[START PROVIDED DATA]

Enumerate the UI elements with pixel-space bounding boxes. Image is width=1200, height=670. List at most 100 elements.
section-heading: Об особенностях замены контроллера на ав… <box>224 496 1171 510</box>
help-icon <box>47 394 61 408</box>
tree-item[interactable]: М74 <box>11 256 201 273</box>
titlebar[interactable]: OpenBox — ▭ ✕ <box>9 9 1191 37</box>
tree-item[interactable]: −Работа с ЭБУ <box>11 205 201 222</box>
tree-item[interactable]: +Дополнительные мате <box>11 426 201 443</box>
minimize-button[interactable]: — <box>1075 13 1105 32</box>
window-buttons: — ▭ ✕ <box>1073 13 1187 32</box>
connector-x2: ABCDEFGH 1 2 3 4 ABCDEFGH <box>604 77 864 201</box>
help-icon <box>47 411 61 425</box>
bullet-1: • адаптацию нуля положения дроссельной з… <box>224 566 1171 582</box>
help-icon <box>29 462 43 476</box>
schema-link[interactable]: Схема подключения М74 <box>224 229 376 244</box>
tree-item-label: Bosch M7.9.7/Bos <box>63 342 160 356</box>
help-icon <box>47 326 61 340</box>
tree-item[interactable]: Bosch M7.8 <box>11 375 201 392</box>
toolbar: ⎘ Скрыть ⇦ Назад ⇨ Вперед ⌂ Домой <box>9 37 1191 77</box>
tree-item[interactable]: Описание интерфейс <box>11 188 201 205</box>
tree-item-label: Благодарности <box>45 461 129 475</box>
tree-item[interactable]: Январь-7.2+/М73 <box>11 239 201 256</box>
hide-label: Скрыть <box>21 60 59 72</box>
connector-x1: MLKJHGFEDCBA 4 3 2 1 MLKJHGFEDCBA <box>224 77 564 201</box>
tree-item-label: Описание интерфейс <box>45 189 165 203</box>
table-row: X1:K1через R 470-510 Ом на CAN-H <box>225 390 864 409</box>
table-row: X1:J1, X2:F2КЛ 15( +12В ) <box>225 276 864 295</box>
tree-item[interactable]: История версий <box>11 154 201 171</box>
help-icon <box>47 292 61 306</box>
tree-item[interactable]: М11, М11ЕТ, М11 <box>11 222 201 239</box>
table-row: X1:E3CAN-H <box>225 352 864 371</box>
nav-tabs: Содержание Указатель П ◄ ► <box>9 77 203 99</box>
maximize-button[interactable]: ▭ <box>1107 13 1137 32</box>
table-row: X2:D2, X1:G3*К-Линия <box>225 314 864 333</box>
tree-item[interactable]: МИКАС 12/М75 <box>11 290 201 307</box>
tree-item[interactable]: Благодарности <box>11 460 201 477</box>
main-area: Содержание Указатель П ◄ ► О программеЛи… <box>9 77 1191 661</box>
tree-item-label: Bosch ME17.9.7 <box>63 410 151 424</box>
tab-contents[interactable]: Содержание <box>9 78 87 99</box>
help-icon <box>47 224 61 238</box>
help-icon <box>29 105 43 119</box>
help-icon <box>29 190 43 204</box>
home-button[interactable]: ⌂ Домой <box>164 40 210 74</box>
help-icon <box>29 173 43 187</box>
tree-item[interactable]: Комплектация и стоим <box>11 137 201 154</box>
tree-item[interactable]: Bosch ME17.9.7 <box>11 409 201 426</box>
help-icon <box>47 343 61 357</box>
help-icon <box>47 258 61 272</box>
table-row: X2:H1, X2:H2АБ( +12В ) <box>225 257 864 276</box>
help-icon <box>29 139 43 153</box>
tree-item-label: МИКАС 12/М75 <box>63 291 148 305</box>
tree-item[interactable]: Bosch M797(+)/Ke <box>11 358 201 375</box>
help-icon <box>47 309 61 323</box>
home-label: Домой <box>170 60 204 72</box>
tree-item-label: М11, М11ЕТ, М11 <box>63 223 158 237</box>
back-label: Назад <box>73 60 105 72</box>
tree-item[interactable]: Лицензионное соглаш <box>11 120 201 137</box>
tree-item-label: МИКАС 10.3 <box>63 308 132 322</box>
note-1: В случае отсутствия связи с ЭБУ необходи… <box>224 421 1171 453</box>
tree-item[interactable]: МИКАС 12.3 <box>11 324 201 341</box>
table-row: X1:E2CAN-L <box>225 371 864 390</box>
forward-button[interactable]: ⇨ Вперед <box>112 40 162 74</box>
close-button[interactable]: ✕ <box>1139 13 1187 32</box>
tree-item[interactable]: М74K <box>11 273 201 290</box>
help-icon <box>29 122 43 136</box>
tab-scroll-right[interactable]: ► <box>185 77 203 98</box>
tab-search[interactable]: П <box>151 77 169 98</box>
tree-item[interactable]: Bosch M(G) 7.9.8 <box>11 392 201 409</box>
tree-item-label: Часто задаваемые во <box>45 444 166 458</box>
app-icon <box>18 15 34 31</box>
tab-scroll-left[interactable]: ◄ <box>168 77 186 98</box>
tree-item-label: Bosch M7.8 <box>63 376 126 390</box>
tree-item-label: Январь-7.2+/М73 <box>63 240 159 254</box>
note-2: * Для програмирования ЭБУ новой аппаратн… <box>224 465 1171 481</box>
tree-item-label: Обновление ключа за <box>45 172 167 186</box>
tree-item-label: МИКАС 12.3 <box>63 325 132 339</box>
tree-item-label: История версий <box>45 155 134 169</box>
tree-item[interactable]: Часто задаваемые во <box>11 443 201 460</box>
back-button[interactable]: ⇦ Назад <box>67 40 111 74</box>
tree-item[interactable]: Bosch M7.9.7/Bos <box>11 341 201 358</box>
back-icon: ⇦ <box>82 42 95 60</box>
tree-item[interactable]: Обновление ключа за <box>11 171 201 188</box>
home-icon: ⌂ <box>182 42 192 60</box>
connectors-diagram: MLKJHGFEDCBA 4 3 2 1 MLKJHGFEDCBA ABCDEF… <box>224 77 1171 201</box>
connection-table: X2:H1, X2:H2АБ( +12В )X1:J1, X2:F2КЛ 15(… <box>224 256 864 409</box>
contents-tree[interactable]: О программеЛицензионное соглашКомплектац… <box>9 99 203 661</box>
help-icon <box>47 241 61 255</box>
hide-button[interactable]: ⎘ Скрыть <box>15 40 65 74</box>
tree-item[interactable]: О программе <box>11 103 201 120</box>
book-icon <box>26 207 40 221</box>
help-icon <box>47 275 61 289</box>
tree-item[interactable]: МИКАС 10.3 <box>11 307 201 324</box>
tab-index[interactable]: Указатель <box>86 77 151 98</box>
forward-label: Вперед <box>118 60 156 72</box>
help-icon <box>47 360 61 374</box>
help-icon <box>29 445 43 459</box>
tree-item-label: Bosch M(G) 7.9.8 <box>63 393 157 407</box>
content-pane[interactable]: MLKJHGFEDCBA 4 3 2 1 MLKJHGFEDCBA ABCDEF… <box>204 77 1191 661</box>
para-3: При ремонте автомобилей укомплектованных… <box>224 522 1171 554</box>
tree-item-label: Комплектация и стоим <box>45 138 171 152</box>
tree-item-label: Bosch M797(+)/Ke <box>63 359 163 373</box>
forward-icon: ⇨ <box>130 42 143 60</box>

[END PROVIDED DATA]

# WRITTEN INSTRUCTION:
Can you write out every one of the rows above, copying each line character for character?

# FULL RESPONSE:
Enumerate the UI elements with pixel-space bounding boxes. Image is width=1200, height=670. List at most 100 elements.
section-heading: Об особенностях замены контроллера на ав… <box>224 496 1171 510</box>
help-icon <box>47 394 61 408</box>
tree-item[interactable]: М74 <box>11 256 201 273</box>
titlebar[interactable]: OpenBox — ▭ ✕ <box>9 9 1191 37</box>
tree-item[interactable]: −Работа с ЭБУ <box>11 205 201 222</box>
tree-item[interactable]: +Дополнительные мате <box>11 426 201 443</box>
minimize-button[interactable]: — <box>1075 13 1105 32</box>
window-buttons: — ▭ ✕ <box>1073 13 1187 32</box>
connector-x2: ABCDEFGH 1 2 3 4 ABCDEFGH <box>604 77 864 201</box>
help-icon <box>47 411 61 425</box>
bullet-1: • адаптацию нуля положения дроссельной з… <box>224 566 1171 582</box>
help-icon <box>29 462 43 476</box>
schema-link[interactable]: Схема подключения М74 <box>224 229 376 244</box>
tree-item-label: Bosch M7.9.7/Bos <box>63 342 160 356</box>
help-icon <box>47 326 61 340</box>
tree-item[interactable]: Bosch M7.8 <box>11 375 201 392</box>
toolbar: ⎘ Скрыть ⇦ Назад ⇨ Вперед ⌂ Домой <box>9 37 1191 77</box>
tree-item[interactable]: Описание интерфейс <box>11 188 201 205</box>
tree-item-label: Благодарности <box>45 461 129 475</box>
tree-item[interactable]: Январь-7.2+/М73 <box>11 239 201 256</box>
hide-label: Скрыть <box>21 60 59 72</box>
connector-x1: MLKJHGFEDCBA 4 3 2 1 MLKJHGFEDCBA <box>224 77 564 201</box>
tree-item-label: Описание интерфейс <box>45 189 165 203</box>
table-row: X1:K1через R 470-510 Ом на CAN-H <box>225 390 864 409</box>
table-row: X1:J1, X2:F2КЛ 15( +12В ) <box>225 276 864 295</box>
tree-item[interactable]: История версий <box>11 154 201 171</box>
help-icon <box>47 292 61 306</box>
tree-item[interactable]: М11, М11ЕТ, М11 <box>11 222 201 239</box>
table-row: X1:E3CAN-H <box>225 352 864 371</box>
nav-tabs: Содержание Указатель П ◄ ► <box>9 77 203 99</box>
maximize-button[interactable]: ▭ <box>1107 13 1137 32</box>
table-row: X2:D2, X1:G3*К-Линия <box>225 314 864 333</box>
tree-item[interactable]: МИКАС 12/М75 <box>11 290 201 307</box>
tree-item[interactable]: Благодарности <box>11 460 201 477</box>
main-area: Содержание Указатель П ◄ ► О программеЛи… <box>9 77 1191 661</box>
tree-item-label: Bosch ME17.9.7 <box>63 410 151 424</box>
tab-contents[interactable]: Содержание <box>9 78 87 99</box>
help-icon <box>47 224 61 238</box>
help-icon <box>29 105 43 119</box>
help-icon <box>29 190 43 204</box>
home-button[interactable]: ⌂ Домой <box>164 40 210 74</box>
help-icon <box>29 173 43 187</box>
tree-item[interactable]: Комплектация и стоим <box>11 137 201 154</box>
tree-item[interactable]: Bosch ME17.9.7 <box>11 409 201 426</box>
help-icon <box>47 343 61 357</box>
help-icon <box>47 258 61 272</box>
table-row: X2:H1, X2:H2АБ( +12В ) <box>225 257 864 276</box>
help-icon <box>29 139 43 153</box>
tree-item-label: МИКАС 12/М75 <box>63 291 148 305</box>
tree-item[interactable]: Bosch M797(+)/Ke <box>11 358 201 375</box>
help-icon <box>47 309 61 323</box>
home-label: Домой <box>170 60 204 72</box>
tree-item-label: М11, М11ЕТ, М11 <box>63 223 158 237</box>
back-label: Назад <box>73 60 105 72</box>
tree-item[interactable]: Лицензионное соглаш <box>11 120 201 137</box>
tree-item-label: МИКАС 10.3 <box>63 308 132 322</box>
note-1: В случае отсутствия связи с ЭБУ необходи… <box>224 421 1171 453</box>
tree-item[interactable]: МИКАС 12.3 <box>11 324 201 341</box>
table-row: X1:E2CAN-L <box>225 371 864 390</box>
forward-button[interactable]: ⇨ Вперед <box>112 40 162 74</box>
close-button[interactable]: ✕ <box>1139 13 1187 32</box>
tree-item[interactable]: М74K <box>11 273 201 290</box>
help-icon <box>29 122 43 136</box>
tab-scroll-right[interactable]: ► <box>185 77 203 98</box>
tab-search[interactable]: П <box>151 77 169 98</box>
tree-item[interactable]: Bosch M(G) 7.9.8 <box>11 392 201 409</box>
tree-item-label: Часто задаваемые во <box>45 444 166 458</box>
app-icon <box>18 15 34 31</box>
tab-scroll-left[interactable]: ◄ <box>168 77 186 98</box>
tree-item-label: Bosch M7.8 <box>63 376 126 390</box>
tree-item-label: Январь-7.2+/М73 <box>63 240 159 254</box>
note-2: * Для програмирования ЭБУ новой аппаратн… <box>224 465 1171 481</box>
tree-item-label: Обновление ключа за <box>45 172 167 186</box>
tree-item-label: МИКАС 12.3 <box>63 325 132 339</box>
tree-item-label: История версий <box>45 155 134 169</box>
tree-item[interactable]: Часто задаваемые во <box>11 443 201 460</box>
back-button[interactable]: ⇦ Назад <box>67 40 111 74</box>
tree-item[interactable]: Bosch M7.9.7/Bos <box>11 341 201 358</box>
back-icon: ⇦ <box>82 42 95 60</box>
tree-item[interactable]: Обновление ключа за <box>11 171 201 188</box>
home-icon: ⌂ <box>182 42 192 60</box>
connectors-diagram: MLKJHGFEDCBA 4 3 2 1 MLKJHGFEDCBA ABCDEF… <box>224 77 1171 201</box>
connection-table: X2:H1, X2:H2АБ( +12В )X1:J1, X2:F2КЛ 15(… <box>224 256 864 409</box>
contents-tree[interactable]: О программеЛицензионное соглашКомплектац… <box>9 99 203 661</box>
help-icon <box>47 241 61 255</box>
hide-button[interactable]: ⎘ Скрыть <box>15 40 65 74</box>
tree-item[interactable]: О программе <box>11 103 201 120</box>
book-icon <box>26 207 40 221</box>
help-icon <box>47 275 61 289</box>
tree-item[interactable]: МИКАС 10.3 <box>11 307 201 324</box>
tab-index[interactable]: Указатель <box>86 77 151 98</box>
forward-label: Вперед <box>118 60 156 72</box>
help-icon <box>47 360 61 374</box>
help-icon <box>29 445 43 459</box>
tree-item-label: Bosch M(G) 7.9.8 <box>63 393 157 407</box>
content-pane[interactable]: MLKJHGFEDCBA 4 3 2 1 MLKJHGFEDCBA ABCDEF… <box>204 77 1191 661</box>
para-3: При ремонте автомобилей укомплектованных… <box>224 522 1171 554</box>
tree-item-label: Комплектация и стоим <box>45 138 171 152</box>
tree-item-label: Bosch M797(+)/Ke <box>63 359 163 373</box>
forward-icon: ⇨ <box>130 42 143 60</box>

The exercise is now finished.